**Information provided**
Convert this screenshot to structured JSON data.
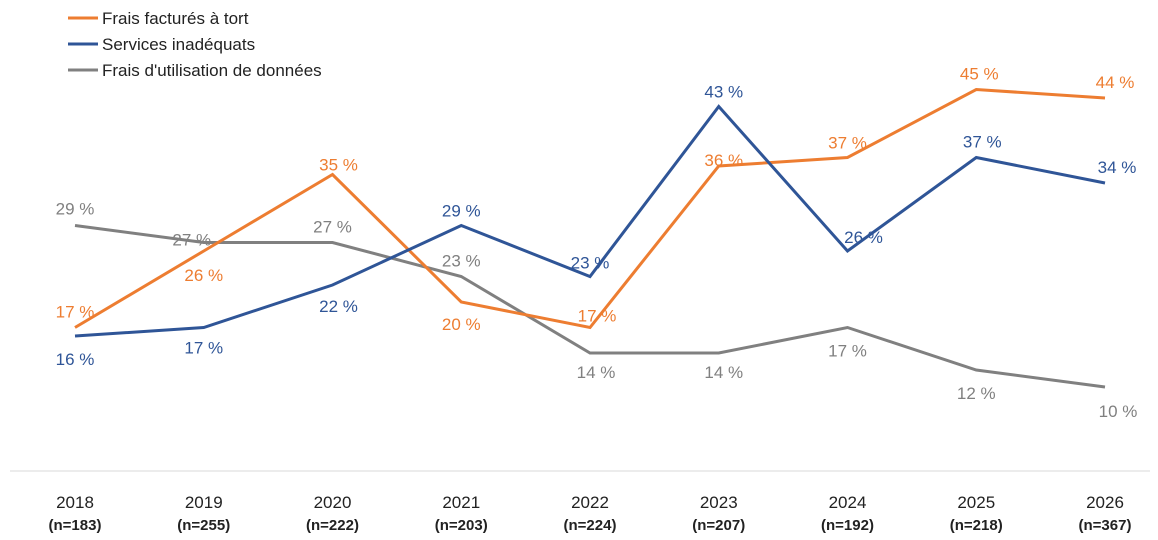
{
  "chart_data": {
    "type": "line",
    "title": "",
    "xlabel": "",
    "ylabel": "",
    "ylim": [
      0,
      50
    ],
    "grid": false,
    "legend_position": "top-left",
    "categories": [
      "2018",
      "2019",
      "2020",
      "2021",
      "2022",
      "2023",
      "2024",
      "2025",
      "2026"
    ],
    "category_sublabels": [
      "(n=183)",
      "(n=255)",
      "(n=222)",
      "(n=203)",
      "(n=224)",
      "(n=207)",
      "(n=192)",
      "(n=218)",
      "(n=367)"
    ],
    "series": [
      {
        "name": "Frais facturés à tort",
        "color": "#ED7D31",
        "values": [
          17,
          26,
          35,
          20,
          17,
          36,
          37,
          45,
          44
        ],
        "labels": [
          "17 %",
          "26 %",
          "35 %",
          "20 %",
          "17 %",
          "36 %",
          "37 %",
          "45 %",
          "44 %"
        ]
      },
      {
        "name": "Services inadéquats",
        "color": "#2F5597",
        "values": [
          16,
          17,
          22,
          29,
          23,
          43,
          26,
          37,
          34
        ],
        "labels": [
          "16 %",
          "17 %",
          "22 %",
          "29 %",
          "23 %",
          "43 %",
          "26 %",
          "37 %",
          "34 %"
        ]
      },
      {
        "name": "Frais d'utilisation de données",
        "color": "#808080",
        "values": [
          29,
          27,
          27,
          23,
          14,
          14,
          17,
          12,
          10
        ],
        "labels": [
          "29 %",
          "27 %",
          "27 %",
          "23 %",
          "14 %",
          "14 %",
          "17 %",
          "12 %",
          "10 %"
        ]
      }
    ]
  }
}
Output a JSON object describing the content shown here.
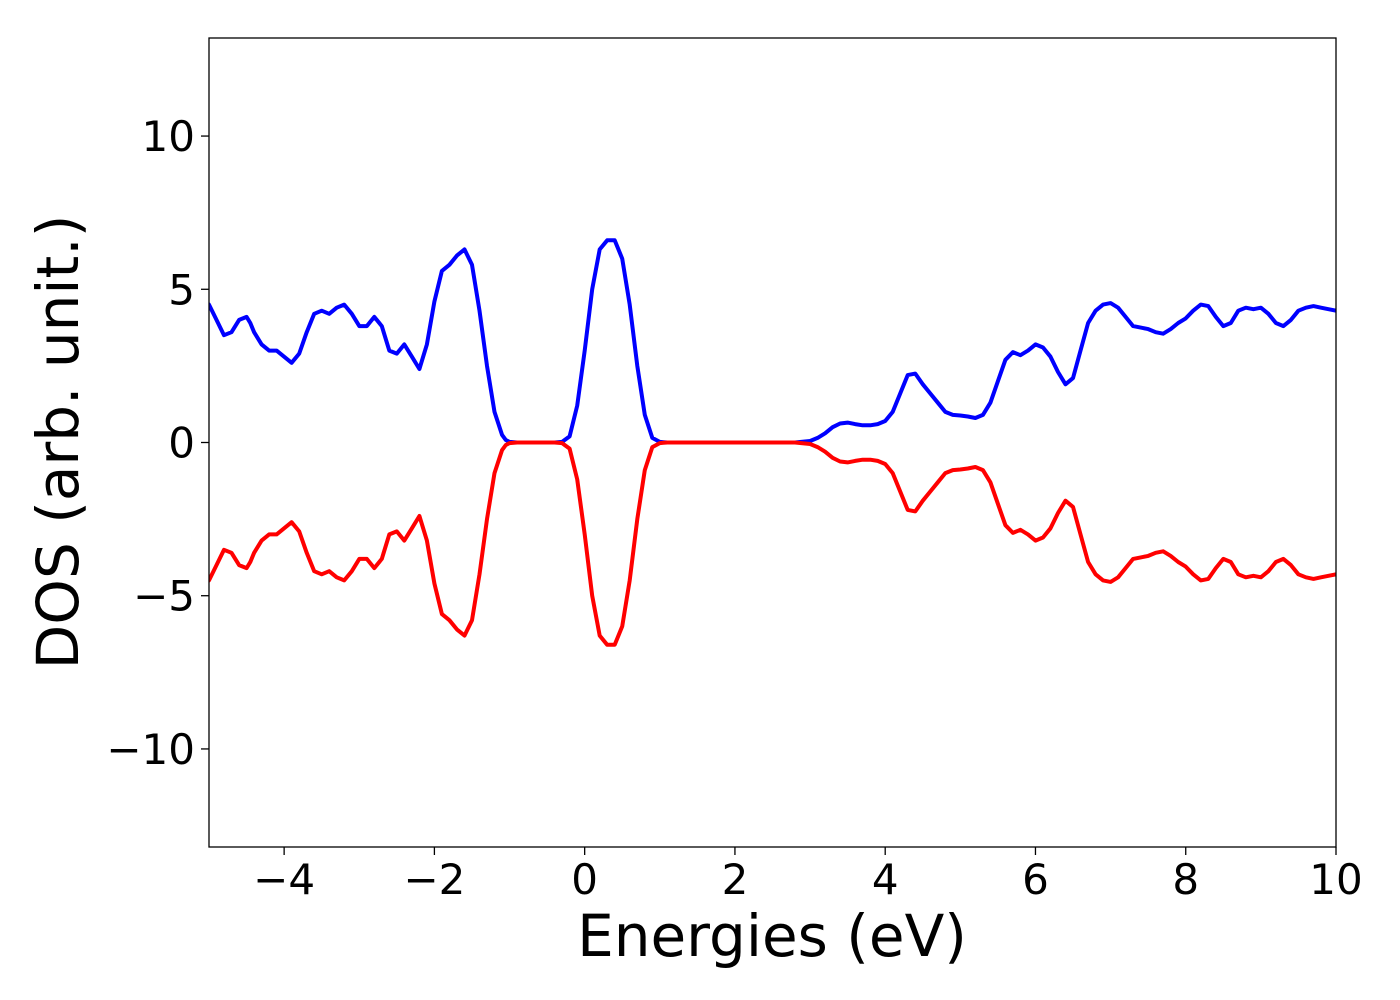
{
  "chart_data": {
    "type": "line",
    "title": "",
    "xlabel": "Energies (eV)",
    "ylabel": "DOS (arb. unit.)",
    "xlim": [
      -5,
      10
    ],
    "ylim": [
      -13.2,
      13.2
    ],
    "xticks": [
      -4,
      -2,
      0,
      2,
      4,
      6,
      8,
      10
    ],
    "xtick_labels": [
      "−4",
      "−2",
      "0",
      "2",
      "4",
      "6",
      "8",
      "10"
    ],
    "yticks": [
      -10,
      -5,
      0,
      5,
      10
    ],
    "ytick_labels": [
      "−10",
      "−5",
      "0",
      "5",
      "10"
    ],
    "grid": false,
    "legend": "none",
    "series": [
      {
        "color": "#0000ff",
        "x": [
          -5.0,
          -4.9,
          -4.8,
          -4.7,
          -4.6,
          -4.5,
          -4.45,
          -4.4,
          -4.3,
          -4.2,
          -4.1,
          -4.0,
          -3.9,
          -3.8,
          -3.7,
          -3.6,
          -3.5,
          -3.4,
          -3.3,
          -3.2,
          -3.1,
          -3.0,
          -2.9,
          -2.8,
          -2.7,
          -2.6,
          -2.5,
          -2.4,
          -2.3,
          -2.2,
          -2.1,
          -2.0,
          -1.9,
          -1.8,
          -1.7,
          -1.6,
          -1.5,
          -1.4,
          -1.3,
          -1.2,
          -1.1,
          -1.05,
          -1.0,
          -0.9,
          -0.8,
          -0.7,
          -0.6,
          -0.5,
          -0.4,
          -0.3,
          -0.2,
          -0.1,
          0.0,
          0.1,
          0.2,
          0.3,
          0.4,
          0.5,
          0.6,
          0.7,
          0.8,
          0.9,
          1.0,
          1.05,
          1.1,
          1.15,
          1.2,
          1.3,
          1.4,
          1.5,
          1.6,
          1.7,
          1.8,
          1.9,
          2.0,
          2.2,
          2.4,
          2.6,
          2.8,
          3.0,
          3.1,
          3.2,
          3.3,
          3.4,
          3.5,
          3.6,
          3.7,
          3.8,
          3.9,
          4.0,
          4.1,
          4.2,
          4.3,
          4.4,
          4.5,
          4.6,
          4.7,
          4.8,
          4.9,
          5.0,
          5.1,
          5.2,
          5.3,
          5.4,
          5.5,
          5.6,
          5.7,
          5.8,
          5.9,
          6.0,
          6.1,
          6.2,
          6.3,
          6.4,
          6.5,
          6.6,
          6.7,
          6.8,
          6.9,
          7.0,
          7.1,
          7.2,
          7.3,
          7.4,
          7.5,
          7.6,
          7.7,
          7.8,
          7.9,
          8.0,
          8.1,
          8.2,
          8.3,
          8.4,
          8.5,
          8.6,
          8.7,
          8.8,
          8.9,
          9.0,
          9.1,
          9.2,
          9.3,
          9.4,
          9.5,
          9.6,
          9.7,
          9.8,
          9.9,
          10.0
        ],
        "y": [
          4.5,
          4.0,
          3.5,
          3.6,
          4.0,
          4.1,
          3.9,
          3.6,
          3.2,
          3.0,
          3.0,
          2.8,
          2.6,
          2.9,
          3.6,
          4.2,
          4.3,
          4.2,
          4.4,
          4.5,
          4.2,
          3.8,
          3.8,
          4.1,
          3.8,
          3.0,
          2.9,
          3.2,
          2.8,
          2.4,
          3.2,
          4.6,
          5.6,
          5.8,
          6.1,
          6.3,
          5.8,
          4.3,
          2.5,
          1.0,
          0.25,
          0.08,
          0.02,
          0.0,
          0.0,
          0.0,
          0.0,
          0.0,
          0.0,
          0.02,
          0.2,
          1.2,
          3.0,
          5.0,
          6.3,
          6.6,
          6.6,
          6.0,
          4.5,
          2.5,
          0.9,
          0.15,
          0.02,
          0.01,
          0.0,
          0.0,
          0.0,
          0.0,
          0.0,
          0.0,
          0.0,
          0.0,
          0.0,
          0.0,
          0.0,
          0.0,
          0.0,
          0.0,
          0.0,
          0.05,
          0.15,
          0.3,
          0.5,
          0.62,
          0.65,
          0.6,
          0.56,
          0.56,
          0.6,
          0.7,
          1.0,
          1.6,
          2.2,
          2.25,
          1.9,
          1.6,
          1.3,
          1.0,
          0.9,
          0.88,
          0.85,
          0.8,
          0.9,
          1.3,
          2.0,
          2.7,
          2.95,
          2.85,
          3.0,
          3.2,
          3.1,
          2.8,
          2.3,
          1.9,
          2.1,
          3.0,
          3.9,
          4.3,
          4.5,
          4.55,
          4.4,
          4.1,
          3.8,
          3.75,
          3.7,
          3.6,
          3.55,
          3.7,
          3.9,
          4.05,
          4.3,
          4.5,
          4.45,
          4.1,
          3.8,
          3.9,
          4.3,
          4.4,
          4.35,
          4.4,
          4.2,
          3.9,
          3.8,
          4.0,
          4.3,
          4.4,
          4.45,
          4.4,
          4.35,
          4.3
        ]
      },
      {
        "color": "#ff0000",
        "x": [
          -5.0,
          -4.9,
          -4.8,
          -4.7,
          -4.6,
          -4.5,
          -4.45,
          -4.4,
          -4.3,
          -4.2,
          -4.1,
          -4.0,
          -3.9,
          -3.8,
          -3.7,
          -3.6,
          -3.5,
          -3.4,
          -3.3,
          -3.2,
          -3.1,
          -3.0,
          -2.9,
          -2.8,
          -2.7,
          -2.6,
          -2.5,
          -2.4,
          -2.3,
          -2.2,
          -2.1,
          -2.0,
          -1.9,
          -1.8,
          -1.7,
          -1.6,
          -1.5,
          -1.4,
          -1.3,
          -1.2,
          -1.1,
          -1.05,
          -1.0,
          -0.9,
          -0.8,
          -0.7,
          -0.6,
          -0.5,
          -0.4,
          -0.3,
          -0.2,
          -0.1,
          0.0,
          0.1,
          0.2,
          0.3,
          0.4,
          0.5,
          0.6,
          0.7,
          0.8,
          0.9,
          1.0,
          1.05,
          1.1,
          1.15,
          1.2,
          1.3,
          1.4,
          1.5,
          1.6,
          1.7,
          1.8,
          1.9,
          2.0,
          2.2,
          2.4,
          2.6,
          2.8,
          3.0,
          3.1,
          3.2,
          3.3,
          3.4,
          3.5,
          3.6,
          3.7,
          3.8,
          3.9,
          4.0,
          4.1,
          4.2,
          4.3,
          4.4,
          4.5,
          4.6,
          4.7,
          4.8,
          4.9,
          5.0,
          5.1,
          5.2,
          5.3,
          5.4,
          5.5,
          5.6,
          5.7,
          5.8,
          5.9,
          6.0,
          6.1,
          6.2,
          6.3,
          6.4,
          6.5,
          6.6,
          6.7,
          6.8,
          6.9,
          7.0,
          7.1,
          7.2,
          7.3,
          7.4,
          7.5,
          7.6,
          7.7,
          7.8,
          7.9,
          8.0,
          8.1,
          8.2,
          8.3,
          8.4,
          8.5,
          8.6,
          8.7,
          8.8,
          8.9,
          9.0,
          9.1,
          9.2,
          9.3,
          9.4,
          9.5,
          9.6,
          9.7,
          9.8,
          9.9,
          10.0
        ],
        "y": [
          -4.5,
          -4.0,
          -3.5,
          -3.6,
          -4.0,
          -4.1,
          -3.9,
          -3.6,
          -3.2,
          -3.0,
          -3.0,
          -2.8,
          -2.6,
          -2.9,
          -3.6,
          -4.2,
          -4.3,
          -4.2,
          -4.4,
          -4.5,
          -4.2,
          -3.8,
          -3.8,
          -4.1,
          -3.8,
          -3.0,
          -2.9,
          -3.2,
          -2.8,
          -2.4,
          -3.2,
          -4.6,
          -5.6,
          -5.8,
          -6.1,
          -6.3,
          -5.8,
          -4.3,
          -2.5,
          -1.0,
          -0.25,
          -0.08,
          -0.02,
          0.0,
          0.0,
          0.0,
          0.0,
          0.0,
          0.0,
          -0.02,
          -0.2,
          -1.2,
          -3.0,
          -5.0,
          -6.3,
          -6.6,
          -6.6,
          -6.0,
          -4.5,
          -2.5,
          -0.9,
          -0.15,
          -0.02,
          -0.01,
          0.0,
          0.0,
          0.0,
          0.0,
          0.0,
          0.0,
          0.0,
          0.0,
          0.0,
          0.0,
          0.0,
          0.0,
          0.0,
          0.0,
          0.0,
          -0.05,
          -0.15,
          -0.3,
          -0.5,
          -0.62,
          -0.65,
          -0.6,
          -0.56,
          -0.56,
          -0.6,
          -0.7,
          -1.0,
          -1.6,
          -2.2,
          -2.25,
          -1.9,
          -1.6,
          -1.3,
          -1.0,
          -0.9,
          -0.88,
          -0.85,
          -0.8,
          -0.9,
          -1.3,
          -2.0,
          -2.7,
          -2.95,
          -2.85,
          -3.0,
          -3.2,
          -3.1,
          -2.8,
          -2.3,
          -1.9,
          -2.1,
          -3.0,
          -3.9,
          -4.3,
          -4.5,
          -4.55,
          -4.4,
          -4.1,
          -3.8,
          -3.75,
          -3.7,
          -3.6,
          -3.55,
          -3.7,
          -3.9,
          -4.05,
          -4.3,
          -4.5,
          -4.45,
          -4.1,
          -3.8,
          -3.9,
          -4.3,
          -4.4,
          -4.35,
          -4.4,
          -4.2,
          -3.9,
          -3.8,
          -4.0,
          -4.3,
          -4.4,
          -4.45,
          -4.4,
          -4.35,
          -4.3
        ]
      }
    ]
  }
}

...

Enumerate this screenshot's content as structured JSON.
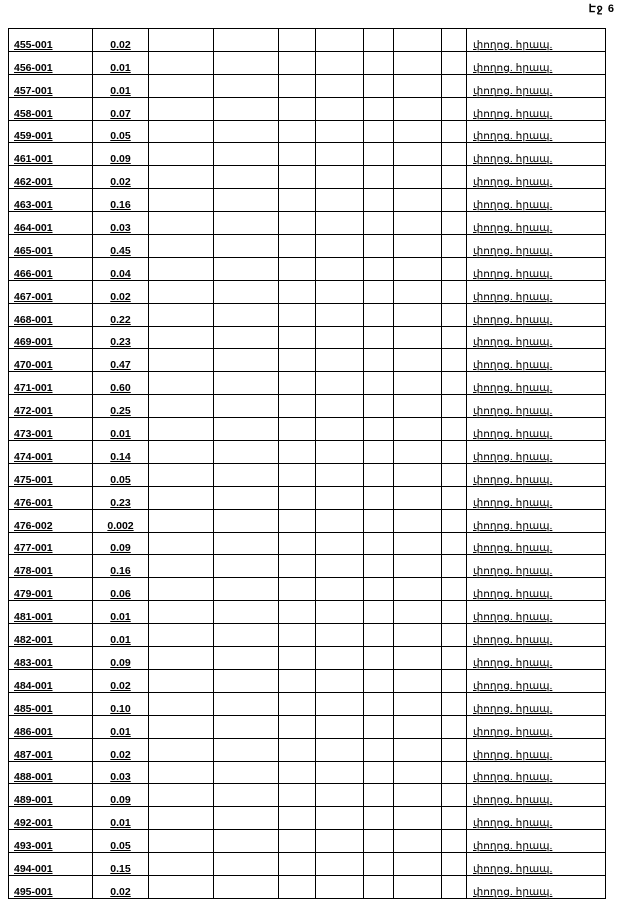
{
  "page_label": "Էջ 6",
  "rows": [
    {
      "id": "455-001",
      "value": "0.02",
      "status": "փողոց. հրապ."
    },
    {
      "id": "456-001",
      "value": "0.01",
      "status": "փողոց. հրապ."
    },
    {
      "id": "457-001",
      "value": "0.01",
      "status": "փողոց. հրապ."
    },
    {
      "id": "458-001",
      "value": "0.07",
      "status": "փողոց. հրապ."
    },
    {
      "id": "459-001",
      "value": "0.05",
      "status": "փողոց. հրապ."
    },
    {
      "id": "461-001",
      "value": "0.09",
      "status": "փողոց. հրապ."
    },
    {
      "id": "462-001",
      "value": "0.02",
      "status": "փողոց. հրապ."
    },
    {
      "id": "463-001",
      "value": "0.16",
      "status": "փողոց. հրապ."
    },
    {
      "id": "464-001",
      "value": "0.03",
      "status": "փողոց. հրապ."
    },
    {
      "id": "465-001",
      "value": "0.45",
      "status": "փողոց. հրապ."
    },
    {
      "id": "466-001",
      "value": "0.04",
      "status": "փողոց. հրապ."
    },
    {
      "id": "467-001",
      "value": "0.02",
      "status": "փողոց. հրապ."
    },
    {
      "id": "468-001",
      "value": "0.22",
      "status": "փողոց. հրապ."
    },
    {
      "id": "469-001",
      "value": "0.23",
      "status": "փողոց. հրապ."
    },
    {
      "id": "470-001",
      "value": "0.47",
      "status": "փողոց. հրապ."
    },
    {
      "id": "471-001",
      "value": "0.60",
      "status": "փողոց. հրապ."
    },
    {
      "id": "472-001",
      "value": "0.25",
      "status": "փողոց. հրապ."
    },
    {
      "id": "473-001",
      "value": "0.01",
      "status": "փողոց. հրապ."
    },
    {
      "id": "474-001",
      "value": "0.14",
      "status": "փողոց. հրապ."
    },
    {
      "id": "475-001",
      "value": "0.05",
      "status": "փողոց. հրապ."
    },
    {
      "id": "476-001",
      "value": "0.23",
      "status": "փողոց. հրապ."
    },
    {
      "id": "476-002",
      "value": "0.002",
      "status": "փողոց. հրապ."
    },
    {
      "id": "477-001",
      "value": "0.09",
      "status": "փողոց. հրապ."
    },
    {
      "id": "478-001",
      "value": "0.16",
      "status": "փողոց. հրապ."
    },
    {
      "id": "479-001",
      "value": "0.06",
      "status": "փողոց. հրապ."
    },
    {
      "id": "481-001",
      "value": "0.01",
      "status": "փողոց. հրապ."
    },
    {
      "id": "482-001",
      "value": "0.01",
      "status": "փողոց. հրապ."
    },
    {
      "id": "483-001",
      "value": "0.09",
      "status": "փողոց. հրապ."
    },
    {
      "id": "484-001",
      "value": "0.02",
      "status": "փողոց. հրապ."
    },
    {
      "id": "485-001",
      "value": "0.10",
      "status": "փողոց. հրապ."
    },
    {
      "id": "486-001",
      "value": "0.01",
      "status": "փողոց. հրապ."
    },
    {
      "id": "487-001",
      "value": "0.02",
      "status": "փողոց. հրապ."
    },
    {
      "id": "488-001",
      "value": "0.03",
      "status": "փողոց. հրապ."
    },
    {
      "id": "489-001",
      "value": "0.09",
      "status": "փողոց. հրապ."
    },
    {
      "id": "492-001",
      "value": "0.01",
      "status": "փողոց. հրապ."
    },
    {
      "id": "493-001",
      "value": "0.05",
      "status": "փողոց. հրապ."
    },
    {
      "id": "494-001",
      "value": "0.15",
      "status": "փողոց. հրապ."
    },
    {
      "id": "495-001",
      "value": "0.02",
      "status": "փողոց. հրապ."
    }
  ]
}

==

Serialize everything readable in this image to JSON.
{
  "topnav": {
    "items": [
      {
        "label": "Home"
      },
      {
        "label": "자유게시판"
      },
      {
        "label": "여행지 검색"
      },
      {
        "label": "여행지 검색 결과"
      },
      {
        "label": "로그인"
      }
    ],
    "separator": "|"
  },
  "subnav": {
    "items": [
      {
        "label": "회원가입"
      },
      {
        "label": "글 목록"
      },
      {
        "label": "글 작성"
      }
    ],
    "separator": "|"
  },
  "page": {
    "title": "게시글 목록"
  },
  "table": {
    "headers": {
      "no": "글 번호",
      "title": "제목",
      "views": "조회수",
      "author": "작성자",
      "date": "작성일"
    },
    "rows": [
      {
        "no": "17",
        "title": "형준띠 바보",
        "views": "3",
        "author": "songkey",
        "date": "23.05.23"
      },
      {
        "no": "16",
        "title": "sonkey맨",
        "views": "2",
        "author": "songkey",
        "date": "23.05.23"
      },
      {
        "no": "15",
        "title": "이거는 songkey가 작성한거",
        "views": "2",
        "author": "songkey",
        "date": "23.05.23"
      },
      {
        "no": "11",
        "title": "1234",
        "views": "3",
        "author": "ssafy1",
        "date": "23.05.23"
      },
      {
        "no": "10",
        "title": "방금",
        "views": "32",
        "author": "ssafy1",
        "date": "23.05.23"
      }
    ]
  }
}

**Description of the task**
Copy out every line where the word "this" occurs.

**Exercise result**
Convert this screenshot to structured JSON data.
Enumerate this screenshot's content as structured JSON.
Serialize everything readable in this image to JSON.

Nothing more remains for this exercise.